[Data in this exercise start]

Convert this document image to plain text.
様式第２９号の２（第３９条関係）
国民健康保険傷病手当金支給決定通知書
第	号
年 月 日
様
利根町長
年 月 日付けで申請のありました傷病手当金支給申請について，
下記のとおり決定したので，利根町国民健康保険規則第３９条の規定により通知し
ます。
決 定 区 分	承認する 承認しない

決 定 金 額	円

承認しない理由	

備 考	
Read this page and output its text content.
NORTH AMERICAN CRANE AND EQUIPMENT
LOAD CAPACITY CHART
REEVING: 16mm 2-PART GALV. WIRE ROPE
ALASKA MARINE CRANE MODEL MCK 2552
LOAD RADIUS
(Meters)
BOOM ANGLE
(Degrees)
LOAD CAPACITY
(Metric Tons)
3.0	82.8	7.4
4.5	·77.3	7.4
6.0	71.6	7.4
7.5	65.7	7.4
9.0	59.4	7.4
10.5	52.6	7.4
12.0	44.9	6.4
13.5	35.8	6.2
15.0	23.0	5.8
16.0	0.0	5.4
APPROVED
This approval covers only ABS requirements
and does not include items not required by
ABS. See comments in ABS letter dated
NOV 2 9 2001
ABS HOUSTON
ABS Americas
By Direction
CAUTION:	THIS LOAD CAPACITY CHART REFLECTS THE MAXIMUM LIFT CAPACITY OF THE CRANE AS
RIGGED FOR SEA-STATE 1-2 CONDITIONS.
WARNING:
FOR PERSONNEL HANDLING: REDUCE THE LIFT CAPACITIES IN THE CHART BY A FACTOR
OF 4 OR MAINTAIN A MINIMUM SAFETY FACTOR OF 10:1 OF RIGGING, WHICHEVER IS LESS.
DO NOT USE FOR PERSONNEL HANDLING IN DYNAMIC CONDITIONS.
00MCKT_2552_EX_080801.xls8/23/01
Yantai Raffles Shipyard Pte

[Data in this exercise end]

— Goal —
Go through the records above and retype each one exactly.

— Answer in full —
Convert this document image to plain text.
様式第２９号の２（第３９条関係）
国民健康保険傷病手当金支給決定通知書
第	号
年 月 日
様
利根町長
年 月 日付けで申請のありました傷病手当金支給申請について，
下記のとおり決定したので，利根町国民健康保険規則第３９条の規定により通知し
ます。
決 定 区 分	承認する 承認しない

決 定 金 額	円

承認しない理由	

備 考	
Read this page and output its text content.
NORTH AMERICAN CRANE AND EQUIPMENT
LOAD CAPACITY CHART
REEVING: 16mm 2-PART GALV. WIRE ROPE
ALASKA MARINE CRANE MODEL MCK 2552
LOAD RADIUS
(Meters)
BOOM ANGLE
(Degrees)
LOAD CAPACITY
(Metric Tons)
3.0	82.8	7.4
4.5	·77.3	7.4
6.0	71.6	7.4
7.5	65.7	7.4
9.0	59.4	7.4
10.5	52.6	7.4
12.0	44.9	6.4
13.5	35.8	6.2
15.0	23.0	5.8
16.0	0.0	5.4
APPROVED
This approval covers only ABS requirements
and does not include items not required by
ABS. See comments in ABS letter dated
NOV 2 9 2001
ABS HOUSTON
ABS Americas
By Direction
CAUTION:	THIS LOAD CAPACITY CHART REFLECTS THE MAXIMUM LIFT CAPACITY OF THE CRANE AS
RIGGED FOR SEA-STATE 1-2 CONDITIONS.
WARNING:
FOR PERSONNEL HANDLING: REDUCE THE LIFT CAPACITIES IN THE CHART BY A FACTOR
OF 4 OR MAINTAIN A MINIMUM SAFETY FACTOR OF 10:1 OF RIGGING, WHICHEVER IS LESS.
DO NOT USE FOR PERSONNEL HANDLING IN DYNAMIC CONDITIONS.
00MCKT_2552_EX_080801.xls8/23/01
Yantai Raffles Shipyard Pte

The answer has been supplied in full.